**REQUIRED TASK**
Please keep only the lines of the records below that contain the string "site", treating uppercase and lowercase as different.

## start PROVIDED RECORDS

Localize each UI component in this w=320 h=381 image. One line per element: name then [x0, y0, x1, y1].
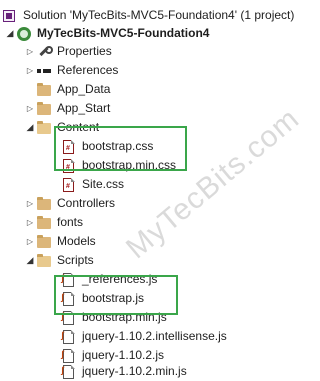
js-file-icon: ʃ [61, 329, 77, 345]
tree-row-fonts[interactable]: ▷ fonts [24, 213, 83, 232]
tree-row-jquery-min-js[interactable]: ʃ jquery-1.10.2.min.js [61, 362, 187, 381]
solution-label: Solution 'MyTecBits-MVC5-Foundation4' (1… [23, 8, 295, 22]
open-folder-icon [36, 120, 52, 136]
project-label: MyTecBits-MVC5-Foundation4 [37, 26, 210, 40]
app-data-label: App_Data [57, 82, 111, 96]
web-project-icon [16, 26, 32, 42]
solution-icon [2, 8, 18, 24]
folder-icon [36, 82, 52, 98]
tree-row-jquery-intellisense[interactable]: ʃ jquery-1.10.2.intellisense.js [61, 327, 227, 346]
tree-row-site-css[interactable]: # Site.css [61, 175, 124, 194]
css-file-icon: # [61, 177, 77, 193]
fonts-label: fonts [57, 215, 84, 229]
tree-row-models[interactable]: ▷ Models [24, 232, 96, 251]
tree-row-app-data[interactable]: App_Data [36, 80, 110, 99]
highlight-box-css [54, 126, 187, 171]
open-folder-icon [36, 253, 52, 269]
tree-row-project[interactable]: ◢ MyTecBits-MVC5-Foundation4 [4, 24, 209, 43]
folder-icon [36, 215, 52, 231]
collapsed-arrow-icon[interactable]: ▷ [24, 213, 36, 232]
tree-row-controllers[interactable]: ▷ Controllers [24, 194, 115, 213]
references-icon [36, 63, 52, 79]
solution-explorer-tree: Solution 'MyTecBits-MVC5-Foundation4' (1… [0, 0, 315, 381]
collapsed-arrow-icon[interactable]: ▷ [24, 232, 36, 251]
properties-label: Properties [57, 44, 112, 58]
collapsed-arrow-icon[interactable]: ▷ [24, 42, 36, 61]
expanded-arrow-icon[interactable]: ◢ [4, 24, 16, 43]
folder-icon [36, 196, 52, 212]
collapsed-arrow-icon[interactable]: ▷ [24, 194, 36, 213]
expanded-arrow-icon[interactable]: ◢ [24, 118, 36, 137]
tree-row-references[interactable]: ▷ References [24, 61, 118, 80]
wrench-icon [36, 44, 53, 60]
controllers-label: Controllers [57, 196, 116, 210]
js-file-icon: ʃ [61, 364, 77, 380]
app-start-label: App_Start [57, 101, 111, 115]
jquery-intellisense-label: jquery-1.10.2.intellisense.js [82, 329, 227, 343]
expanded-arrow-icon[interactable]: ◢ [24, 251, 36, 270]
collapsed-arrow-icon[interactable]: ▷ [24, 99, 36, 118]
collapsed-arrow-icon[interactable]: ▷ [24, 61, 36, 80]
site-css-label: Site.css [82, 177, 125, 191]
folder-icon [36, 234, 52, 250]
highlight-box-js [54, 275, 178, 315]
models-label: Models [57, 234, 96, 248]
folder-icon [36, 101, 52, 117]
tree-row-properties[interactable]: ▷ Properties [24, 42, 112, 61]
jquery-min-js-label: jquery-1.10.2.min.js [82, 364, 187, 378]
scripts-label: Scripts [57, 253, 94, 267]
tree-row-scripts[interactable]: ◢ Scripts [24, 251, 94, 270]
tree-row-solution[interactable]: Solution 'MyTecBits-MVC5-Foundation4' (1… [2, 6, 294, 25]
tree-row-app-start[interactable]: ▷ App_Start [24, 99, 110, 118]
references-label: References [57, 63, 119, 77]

## end PROVIDED RECORDS
## start PROVIDED RECORDS

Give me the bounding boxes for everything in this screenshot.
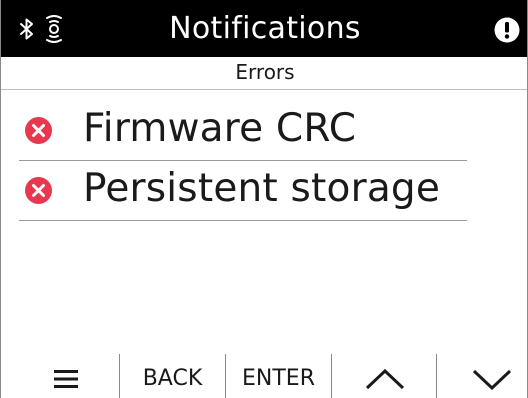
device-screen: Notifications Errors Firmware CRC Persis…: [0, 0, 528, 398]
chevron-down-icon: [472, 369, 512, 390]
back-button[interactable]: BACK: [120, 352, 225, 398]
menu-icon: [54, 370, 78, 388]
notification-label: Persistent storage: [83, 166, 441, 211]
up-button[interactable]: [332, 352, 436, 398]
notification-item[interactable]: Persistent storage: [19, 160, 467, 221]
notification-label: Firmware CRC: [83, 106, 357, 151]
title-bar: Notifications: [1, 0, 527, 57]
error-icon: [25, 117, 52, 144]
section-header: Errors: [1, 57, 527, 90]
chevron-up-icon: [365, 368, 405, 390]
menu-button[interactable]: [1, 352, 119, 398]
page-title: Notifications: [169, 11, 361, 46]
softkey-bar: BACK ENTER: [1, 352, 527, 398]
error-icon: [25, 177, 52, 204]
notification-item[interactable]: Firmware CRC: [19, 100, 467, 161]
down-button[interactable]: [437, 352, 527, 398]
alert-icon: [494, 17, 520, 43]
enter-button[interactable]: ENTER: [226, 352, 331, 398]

## end PROVIDED RECORDS

**SOLUTION TO THIS PROBLEM**
tree-row-site-css[interactable]: # Site.css [61, 175, 124, 194]
site-css-label: Site.css [82, 177, 125, 191]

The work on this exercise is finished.